Reading passage:

-----

That is bizarre reasoning but I suppose not too uncommon.
6) The only reason my p is as high as .001 is a single case study in which a patient had a hypersensitivity reaction to aspartame resulting in allergic dermatitis (which responded like normal allergy to steroids (friend’s rosacea did not) and improved after she stopped use of aspartame). This is one case study. ONE.
0.001 was approximately my prior. With your information I think I updated down then back up slightly to 0.001 again.
1) A big distraction. Since you were arguing that there had been a serious failure in rationality, giving an irrationally low estimate made me doubt your thought process.
2) Very much- it did seem like you were incredulous that even the less wrong community could possibly come up with such high estimates. Though to be fair, after reading your post, I downgraded my own estimate from 20% to 2%, so the 32% average estimate was still way too high.
3) The possibility that my friend’s Rosacea is caused by excessive aspartame ingestion.
I’m assuming you mean the 0.001 option. What makes you so confident? The prior for reasonably active substances with no know relevance, specific trials or perhaps knowing she vigilantly avoids the stuff? I suppose that final category includes relevant legislative interventions, depending on her location. The vile stuff is not banned here yet.
1) Current meta-analysis of studies on the dangers of aspartame show NO dangerous side effects even at upper bounds of current consumption except in PKU patients, and there are many reasons a scientist would want to prove any danger given the ubiquity of the substance.
2) Aspartame = aspartic acid + phenylalanine + 10% methanol (this is the part that is usually focused on in studies, since it breaks down into formaldehyde). The first two are amino acids found in much higher levels in many foods. There are people with PKU who can’t metabolize phenylalanine with resulting neurotoxicity since phenylalanine is normally converted to tyrosine which is converted to dopamine, and having excess phenyalanine competes with the normal pathways. Suffice it to say, she does not have PKU.
3) There is 50 times more methanol in a glass of wine than a can of diet soda, so my friend’s obsession with the fact that all the diet soda she consumed in the 90s contained methanol is bogus- in terms of methanol, she should be more concerned about her connoisseurship of wine and her use of mouthwash than her consumption of diet soda, no matter how excessive it might seem to her.

-----

Material supplied:
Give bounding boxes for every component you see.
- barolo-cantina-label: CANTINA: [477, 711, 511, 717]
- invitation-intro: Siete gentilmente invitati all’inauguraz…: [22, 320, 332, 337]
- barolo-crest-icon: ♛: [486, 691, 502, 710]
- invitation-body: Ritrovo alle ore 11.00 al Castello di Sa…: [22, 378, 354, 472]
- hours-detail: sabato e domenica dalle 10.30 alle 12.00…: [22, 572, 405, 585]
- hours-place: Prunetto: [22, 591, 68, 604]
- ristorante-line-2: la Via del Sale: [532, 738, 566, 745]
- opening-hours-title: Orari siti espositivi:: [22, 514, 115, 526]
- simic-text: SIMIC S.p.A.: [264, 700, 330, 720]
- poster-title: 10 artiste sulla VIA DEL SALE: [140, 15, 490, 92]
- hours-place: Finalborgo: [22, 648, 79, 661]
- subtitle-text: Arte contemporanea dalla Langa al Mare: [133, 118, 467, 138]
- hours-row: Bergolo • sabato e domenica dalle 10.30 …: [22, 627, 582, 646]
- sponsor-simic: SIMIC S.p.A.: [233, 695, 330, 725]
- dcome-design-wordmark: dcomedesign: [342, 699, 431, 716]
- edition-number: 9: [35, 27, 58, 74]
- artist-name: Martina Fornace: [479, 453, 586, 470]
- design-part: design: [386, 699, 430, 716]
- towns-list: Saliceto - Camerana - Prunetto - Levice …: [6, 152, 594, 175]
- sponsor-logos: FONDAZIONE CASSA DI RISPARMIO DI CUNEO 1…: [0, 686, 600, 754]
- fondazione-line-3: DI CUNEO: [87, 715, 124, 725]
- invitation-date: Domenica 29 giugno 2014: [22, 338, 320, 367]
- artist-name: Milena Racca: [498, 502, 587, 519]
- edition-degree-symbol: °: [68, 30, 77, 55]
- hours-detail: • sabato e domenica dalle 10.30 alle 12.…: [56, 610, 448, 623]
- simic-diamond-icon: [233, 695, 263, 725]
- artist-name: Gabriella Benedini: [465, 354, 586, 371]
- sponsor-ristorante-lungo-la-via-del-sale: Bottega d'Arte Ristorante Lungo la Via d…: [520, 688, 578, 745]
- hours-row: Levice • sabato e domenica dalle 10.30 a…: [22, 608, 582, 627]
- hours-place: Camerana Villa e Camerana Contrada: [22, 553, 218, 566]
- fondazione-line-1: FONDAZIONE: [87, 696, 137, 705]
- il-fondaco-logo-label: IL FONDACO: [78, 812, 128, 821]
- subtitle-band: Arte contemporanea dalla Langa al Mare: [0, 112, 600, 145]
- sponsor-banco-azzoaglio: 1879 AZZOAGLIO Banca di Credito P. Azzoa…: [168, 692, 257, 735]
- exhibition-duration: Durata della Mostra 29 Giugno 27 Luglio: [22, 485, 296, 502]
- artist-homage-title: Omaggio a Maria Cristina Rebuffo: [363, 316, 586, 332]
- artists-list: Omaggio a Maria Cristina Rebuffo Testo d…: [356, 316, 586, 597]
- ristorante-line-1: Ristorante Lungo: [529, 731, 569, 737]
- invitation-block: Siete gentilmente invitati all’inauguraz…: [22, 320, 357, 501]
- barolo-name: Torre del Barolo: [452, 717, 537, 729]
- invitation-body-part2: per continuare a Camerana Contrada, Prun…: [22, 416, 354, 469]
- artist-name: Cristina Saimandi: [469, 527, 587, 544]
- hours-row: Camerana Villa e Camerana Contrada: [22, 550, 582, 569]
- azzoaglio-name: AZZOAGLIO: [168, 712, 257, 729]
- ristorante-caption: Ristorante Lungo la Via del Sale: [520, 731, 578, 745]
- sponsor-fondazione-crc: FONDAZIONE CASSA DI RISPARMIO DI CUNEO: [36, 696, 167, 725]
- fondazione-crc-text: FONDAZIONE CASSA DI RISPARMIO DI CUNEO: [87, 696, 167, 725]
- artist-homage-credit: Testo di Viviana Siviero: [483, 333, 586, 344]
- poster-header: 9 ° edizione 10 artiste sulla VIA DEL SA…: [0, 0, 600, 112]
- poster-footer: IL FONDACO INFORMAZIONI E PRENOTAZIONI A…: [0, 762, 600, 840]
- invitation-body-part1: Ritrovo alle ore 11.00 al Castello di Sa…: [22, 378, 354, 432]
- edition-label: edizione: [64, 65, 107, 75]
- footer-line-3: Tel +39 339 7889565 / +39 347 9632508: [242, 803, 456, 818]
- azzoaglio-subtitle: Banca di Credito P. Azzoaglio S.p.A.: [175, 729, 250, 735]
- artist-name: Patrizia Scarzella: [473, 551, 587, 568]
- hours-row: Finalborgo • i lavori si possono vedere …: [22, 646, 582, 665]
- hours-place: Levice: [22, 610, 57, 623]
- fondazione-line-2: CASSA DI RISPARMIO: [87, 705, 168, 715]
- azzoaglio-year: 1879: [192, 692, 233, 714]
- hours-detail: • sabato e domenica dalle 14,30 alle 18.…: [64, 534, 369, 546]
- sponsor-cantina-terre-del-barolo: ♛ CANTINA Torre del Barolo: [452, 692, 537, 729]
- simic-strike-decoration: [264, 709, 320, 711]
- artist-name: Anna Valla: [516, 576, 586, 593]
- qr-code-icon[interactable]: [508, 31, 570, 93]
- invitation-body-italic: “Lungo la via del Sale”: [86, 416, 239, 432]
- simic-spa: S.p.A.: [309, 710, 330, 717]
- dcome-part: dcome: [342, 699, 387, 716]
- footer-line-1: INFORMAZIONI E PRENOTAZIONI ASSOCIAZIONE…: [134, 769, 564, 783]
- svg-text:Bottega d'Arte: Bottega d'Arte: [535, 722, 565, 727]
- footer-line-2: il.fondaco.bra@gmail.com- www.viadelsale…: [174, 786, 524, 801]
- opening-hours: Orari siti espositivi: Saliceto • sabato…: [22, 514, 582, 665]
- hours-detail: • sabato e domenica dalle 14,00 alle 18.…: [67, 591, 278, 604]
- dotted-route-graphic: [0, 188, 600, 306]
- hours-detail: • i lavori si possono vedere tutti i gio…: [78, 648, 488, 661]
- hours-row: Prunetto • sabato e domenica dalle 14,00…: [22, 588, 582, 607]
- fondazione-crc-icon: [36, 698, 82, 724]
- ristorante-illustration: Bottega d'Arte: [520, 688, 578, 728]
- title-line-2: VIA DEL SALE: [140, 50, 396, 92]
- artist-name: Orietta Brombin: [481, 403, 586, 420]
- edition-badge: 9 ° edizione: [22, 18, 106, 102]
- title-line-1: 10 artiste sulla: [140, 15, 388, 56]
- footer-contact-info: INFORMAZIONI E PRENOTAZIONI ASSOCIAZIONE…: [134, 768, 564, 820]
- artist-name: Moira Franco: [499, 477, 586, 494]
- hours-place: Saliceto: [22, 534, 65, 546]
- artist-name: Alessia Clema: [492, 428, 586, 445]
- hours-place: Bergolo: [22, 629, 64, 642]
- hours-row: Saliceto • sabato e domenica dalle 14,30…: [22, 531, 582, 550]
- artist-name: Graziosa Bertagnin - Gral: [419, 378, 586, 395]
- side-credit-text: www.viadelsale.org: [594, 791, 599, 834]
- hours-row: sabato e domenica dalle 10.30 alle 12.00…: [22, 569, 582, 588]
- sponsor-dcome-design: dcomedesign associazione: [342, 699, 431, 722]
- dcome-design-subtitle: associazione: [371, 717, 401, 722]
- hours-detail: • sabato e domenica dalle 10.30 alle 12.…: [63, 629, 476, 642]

-----

Prompt 1:
In the aspartame discussion, why does the writer call the friend's worry about methanol in the diet soda she drank in the 90s bogus?
Prompt 2:
Carry on the aspartame discussion from its last sentence.

Answer 1:
A glass of wine has 50 times more methanol than a can of diet soda. So the writer argues that, as far as methanol goes, the friend should worry more about her wine drinking and her mouthwash than about diet soda, however much of it she drank.

Answer 2:
4) Allergies exist to nearly everything—so it’s not impossible that she was allergic to aspartame, but she hasn’t had it in 5 years and has never documented a reaction to diet soda, rather she thinks it somehow caused ‘toxins’ to accumulate in her which caused her rosacea. Also, if her rosacea is caused by an allergy, why focus on aspartame? It could be anything in her environment or diet. Aspartame is just one of millions of substances she comes into contact with.
5) She said herself that aspartame was the only ‘sin’ she ever indulged in and thus must be the cause of her biblical level deformity… Yes, something being sweet with no calories is so deliciously sinful… The whole theory is psychologically based on false assumptions.
6) The only reason my p is as high as .001 is a single case study in which a patient had a hypersensitivity reaction to aspartame resulting in allergic dermatitis (which responded like normal allergy to steroids (friend’s rosacea did not) and improved after she stopped use of aspartame). This is one case study. ONE.
Thankyou, I wasn’t aware of such an analysis.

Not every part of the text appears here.